Task description
In the records below, find each line with the word "radiant" and copy it.

Data records
[BEGIN]

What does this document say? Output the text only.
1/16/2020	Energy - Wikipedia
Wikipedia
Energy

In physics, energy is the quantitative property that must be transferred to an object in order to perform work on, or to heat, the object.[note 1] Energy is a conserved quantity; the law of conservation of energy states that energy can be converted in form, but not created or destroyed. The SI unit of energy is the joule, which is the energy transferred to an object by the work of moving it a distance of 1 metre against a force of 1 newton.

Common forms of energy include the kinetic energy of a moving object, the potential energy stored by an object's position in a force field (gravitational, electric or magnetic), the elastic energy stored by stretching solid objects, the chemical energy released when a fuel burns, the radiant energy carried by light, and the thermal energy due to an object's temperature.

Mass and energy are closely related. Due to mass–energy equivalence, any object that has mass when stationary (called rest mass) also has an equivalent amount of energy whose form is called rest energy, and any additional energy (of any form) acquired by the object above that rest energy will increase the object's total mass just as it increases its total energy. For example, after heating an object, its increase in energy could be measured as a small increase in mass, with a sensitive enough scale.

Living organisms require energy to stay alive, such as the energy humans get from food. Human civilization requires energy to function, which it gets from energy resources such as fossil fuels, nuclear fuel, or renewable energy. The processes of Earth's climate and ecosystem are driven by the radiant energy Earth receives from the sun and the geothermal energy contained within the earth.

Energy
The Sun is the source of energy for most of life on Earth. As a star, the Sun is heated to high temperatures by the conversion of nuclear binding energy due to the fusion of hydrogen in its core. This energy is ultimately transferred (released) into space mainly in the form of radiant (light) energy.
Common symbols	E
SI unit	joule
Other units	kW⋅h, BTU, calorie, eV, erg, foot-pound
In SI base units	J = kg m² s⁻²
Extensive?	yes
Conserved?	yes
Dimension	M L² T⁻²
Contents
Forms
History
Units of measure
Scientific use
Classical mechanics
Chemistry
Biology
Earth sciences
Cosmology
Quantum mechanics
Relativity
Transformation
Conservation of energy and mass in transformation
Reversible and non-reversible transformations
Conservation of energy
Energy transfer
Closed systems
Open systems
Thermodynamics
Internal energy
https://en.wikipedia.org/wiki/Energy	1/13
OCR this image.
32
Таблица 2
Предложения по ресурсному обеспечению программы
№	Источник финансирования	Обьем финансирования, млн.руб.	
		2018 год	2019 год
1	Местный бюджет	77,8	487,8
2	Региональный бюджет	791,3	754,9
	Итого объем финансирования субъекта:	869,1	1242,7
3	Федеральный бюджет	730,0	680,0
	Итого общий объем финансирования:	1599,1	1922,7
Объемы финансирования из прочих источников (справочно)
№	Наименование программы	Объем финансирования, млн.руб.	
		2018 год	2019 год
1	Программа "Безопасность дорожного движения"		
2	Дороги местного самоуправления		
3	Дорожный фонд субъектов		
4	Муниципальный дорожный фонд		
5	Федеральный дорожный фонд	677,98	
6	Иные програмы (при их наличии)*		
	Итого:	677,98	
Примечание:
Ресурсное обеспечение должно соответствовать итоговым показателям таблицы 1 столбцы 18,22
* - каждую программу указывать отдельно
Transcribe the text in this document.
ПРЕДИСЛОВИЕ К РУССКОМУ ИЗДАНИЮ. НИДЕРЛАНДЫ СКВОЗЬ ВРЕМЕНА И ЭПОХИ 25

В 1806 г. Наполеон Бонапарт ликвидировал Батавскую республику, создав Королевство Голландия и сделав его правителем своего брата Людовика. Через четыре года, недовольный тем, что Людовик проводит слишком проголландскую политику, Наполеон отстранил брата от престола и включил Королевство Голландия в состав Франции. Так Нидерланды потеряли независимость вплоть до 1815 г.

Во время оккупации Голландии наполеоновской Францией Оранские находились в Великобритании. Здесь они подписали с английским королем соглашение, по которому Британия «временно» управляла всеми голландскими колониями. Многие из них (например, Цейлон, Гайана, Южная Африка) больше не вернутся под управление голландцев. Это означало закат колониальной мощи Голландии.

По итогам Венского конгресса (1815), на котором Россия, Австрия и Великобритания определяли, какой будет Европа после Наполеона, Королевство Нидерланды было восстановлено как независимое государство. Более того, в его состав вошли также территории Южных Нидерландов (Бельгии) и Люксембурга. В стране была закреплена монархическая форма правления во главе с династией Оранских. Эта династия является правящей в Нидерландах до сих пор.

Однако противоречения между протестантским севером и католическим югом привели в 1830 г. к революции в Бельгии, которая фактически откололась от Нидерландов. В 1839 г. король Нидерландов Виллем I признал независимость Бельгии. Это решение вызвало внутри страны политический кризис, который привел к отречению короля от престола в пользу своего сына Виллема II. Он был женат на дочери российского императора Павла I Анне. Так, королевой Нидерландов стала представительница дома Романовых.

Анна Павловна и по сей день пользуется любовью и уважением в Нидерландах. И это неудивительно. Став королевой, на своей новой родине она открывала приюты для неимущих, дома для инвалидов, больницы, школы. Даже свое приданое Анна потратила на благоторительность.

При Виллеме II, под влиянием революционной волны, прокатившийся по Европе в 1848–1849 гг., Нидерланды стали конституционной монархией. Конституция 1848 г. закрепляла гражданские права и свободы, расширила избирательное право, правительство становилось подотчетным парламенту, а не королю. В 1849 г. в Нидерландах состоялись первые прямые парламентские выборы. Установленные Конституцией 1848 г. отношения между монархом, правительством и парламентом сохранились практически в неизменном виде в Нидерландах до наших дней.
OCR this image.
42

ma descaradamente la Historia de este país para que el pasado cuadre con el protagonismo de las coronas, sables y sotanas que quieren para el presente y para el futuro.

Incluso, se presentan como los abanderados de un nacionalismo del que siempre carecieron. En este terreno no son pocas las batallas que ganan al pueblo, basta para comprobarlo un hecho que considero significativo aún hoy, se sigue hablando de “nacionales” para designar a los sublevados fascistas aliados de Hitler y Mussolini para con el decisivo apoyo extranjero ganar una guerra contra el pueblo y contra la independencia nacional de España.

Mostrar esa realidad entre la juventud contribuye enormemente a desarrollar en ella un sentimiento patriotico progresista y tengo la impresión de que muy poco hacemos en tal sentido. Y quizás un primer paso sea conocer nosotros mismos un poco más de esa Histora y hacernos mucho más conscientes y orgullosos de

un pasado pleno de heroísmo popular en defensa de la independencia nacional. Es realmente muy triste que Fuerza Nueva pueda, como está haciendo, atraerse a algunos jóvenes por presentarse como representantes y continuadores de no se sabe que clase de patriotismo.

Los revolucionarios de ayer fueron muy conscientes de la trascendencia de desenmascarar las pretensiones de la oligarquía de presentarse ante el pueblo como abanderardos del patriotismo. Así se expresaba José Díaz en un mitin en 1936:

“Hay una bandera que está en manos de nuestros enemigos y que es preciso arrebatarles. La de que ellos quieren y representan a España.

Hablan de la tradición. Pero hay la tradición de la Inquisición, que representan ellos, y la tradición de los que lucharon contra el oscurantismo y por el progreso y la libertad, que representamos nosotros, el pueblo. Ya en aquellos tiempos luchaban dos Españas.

[END]

Answer to the problem
Common forms of energy include the kinetic energy of a moving object, the potential energy stored by an object's position in a force field (gravitational, electric or magnetic), the elastic energy stored by stretching solid objects, the chemical energy released when a fuel burns, the radiant energy carried by light, and the thermal energy due to an object's temperature.
Living organisms require energy to stay alive, such as the energy humans get from food. Human civilization requires energy to function, which it gets from energy resources such as fossil fuels, nuclear fuel, or renewable energy. The processes of Earth's climate and ecosystem are driven by the radiant energy Earth receives from the sun and the geothermal energy contained within the earth.
The Sun is the source of energy for most of life on Earth. As a star, the Sun is heated to high temperatures by the conversion of nuclear binding energy due to the fusion of hydrogen in its core. This energy is ultimately transferred (released) into space mainly in the form of radiant (light) energy.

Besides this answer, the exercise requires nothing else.